◆ TASK REQUIREMENTS ◆
Quote all entries exactly, leaving pictures aside.

◆ INFORMATION PROVIDED ◆
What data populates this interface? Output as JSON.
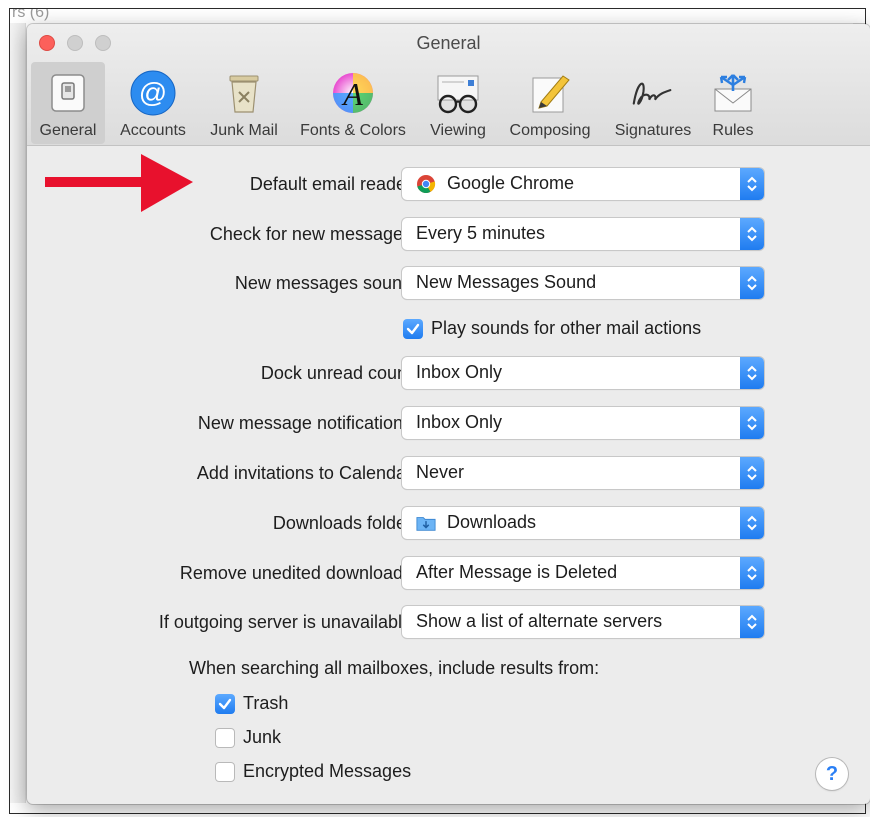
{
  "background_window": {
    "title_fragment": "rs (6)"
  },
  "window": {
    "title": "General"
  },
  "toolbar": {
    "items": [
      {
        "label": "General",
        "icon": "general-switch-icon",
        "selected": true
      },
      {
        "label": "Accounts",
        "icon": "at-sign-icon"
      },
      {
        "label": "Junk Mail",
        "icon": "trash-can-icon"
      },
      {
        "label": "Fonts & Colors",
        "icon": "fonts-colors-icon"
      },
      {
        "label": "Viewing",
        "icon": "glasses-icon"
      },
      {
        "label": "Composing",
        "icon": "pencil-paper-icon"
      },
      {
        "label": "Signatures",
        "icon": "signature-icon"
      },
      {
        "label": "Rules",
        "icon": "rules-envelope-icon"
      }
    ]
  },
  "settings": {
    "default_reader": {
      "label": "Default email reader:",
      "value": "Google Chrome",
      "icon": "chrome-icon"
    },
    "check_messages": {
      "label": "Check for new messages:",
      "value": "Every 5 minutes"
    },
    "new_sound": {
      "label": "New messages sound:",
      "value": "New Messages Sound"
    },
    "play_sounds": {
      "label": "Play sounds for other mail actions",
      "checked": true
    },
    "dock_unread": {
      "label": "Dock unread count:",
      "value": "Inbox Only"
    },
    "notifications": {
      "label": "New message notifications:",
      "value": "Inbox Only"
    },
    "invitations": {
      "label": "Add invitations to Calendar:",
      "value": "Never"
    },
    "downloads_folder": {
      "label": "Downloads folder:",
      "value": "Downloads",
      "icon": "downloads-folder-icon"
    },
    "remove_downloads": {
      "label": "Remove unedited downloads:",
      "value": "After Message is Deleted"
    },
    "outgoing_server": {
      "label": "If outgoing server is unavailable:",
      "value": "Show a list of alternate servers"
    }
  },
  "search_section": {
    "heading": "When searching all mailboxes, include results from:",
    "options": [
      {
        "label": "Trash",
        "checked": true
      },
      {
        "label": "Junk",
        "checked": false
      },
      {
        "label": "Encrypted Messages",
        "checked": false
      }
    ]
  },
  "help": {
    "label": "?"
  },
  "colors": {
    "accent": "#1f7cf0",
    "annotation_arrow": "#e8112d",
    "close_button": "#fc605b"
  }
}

◆ TASK ANSWER ◆
What data populates this interface? Output as JSON.
{
  "background_window": {
    "title_fragment": "rs (6)"
  },
  "window": {
    "title": "General"
  },
  "toolbar": {
    "items": [
      {
        "label": "General",
        "icon": "general-switch-icon",
        "selected": true
      },
      {
        "label": "Accounts",
        "icon": "at-sign-icon"
      },
      {
        "label": "Junk Mail",
        "icon": "trash-can-icon"
      },
      {
        "label": "Fonts & Colors",
        "icon": "fonts-colors-icon"
      },
      {
        "label": "Viewing",
        "icon": "glasses-icon"
      },
      {
        "label": "Composing",
        "icon": "pencil-paper-icon"
      },
      {
        "label": "Signatures",
        "icon": "signature-icon"
      },
      {
        "label": "Rules",
        "icon": "rules-envelope-icon"
      }
    ]
  },
  "settings": {
    "default_reader": {
      "label": "Default email reader:",
      "value": "Google Chrome",
      "icon": "chrome-icon"
    },
    "check_messages": {
      "label": "Check for new messages:",
      "value": "Every 5 minutes"
    },
    "new_sound": {
      "label": "New messages sound:",
      "value": "New Messages Sound"
    },
    "play_sounds": {
      "label": "Play sounds for other mail actions",
      "checked": true
    },
    "dock_unread": {
      "label": "Dock unread count:",
      "value": "Inbox Only"
    },
    "notifications": {
      "label": "New message notifications:",
      "value": "Inbox Only"
    },
    "invitations": {
      "label": "Add invitations to Calendar:",
      "value": "Never"
    },
    "downloads_folder": {
      "label": "Downloads folder:",
      "value": "Downloads",
      "icon": "downloads-folder-icon"
    },
    "remove_downloads": {
      "label": "Remove unedited downloads:",
      "value": "After Message is Deleted"
    },
    "outgoing_server": {
      "label": "If outgoing server is unavailable:",
      "value": "Show a list of alternate servers"
    }
  },
  "search_section": {
    "heading": "When searching all mailboxes, include results from:",
    "options": [
      {
        "label": "Trash",
        "checked": true
      },
      {
        "label": "Junk",
        "checked": false
      },
      {
        "label": "Encrypted Messages",
        "checked": false
      }
    ]
  },
  "help": {
    "label": "?"
  },
  "colors": {
    "accent": "#1f7cf0",
    "annotation_arrow": "#e8112d",
    "close_button": "#fc605b"
  }
}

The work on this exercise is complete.